------ Rows ------

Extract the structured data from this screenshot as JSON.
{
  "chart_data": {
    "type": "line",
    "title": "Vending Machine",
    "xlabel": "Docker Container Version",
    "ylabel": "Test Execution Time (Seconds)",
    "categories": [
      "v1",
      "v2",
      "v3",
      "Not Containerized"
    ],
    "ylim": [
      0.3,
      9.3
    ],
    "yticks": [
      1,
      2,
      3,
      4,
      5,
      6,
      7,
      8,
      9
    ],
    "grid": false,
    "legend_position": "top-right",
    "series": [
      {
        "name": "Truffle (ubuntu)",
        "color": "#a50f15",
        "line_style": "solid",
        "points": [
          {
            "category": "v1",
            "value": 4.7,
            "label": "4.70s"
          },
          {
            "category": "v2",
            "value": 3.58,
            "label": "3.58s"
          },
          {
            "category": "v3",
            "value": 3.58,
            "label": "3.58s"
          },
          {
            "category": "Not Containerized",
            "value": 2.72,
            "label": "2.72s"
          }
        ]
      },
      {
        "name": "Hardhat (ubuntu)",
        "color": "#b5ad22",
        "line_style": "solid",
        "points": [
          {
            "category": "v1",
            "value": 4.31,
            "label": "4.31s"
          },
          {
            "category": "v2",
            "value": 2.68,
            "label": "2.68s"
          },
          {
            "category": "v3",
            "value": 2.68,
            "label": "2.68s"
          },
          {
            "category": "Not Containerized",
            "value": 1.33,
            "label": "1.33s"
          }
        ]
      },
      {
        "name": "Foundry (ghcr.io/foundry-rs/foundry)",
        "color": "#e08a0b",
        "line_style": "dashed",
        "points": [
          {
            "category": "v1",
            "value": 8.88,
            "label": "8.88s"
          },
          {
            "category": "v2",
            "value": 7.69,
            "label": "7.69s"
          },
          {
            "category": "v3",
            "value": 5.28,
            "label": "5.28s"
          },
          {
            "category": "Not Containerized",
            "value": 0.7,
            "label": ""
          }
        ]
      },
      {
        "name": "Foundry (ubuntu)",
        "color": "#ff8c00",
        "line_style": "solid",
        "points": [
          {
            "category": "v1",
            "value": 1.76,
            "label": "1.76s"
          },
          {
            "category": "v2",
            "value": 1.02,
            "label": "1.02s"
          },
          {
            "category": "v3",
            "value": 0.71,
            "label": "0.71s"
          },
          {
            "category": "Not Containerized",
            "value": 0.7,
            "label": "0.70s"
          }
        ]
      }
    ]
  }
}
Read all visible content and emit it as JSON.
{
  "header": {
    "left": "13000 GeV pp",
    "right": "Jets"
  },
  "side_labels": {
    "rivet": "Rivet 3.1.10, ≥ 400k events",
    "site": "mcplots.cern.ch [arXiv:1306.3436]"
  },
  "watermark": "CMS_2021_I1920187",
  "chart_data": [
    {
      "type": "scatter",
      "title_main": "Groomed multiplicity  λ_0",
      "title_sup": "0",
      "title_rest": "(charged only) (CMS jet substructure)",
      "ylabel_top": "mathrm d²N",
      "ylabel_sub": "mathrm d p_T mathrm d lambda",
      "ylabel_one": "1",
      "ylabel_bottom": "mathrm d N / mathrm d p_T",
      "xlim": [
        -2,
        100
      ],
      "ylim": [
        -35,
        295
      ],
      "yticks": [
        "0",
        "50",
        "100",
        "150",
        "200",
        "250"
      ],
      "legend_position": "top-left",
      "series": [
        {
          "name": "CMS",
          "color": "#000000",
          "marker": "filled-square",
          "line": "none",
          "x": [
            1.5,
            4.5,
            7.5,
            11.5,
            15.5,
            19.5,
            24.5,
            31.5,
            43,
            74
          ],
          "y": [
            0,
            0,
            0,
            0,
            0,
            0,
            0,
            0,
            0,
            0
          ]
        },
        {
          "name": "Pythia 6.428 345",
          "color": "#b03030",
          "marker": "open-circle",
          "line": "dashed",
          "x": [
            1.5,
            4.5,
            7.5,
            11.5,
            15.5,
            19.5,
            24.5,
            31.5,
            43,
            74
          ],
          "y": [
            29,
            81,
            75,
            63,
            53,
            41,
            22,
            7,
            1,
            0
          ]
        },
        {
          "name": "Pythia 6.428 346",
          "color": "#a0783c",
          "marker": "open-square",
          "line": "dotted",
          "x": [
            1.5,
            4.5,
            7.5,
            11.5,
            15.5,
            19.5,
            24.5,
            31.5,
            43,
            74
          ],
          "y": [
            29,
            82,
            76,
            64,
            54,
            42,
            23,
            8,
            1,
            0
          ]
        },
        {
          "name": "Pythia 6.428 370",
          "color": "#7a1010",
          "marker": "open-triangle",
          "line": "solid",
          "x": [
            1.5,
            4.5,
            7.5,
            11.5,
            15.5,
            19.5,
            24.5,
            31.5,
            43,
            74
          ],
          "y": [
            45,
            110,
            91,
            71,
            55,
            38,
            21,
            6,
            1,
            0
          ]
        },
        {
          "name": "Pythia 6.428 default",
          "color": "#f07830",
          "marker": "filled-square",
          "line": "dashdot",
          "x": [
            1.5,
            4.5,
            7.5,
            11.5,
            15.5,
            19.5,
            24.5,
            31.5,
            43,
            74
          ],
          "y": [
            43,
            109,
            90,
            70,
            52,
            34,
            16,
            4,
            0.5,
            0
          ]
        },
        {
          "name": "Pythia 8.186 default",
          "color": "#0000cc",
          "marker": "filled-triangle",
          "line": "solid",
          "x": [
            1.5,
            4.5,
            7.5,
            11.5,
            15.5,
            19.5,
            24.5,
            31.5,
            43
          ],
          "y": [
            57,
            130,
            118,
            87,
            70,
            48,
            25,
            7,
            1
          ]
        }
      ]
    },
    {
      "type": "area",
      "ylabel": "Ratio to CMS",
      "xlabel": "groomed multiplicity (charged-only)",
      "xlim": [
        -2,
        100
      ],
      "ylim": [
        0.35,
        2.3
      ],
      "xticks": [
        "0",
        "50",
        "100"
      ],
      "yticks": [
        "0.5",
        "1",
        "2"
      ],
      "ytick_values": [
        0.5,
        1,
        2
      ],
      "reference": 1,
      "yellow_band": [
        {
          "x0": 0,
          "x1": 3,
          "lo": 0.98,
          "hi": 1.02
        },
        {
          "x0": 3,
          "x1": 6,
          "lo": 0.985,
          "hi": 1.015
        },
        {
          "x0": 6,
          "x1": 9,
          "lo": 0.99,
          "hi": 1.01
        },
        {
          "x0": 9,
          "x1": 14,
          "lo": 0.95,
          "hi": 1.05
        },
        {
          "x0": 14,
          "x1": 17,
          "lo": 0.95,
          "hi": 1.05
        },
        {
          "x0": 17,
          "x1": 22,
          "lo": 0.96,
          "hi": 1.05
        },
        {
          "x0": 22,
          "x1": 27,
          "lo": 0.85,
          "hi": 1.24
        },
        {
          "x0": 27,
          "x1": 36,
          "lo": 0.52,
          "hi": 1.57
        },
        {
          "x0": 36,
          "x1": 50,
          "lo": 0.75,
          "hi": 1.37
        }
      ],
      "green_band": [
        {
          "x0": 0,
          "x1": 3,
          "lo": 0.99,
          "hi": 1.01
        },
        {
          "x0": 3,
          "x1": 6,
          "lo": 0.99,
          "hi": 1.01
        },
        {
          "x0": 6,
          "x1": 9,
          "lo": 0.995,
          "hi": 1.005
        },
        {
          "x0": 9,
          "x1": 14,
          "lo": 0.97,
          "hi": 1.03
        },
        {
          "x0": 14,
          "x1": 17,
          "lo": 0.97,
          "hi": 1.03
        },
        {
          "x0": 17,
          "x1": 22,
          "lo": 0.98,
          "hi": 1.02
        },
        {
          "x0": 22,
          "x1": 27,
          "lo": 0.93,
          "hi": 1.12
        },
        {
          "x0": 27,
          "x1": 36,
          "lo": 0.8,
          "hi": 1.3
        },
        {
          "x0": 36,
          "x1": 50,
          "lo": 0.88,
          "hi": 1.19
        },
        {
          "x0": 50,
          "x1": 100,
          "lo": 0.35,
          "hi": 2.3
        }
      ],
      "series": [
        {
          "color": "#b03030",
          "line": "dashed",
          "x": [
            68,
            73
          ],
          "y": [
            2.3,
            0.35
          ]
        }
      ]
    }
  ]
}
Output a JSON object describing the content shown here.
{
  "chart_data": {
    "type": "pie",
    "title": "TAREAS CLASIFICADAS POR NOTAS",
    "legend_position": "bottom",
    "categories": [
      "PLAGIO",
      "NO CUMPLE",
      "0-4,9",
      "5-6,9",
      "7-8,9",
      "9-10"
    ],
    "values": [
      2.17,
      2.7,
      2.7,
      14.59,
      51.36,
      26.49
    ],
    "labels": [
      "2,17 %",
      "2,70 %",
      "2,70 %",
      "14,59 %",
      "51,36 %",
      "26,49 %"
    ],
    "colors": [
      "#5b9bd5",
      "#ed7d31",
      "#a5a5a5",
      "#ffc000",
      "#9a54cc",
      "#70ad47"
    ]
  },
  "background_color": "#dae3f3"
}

------

→ **Problem**
Scan the material above for the string "ubuntu" and report each line where you find it.

→ **The completed task**
        "name": "Truffle (ubuntu)",
        "name": "Hardhat (ubuntu)",
        "name": "Foundry (ubuntu)",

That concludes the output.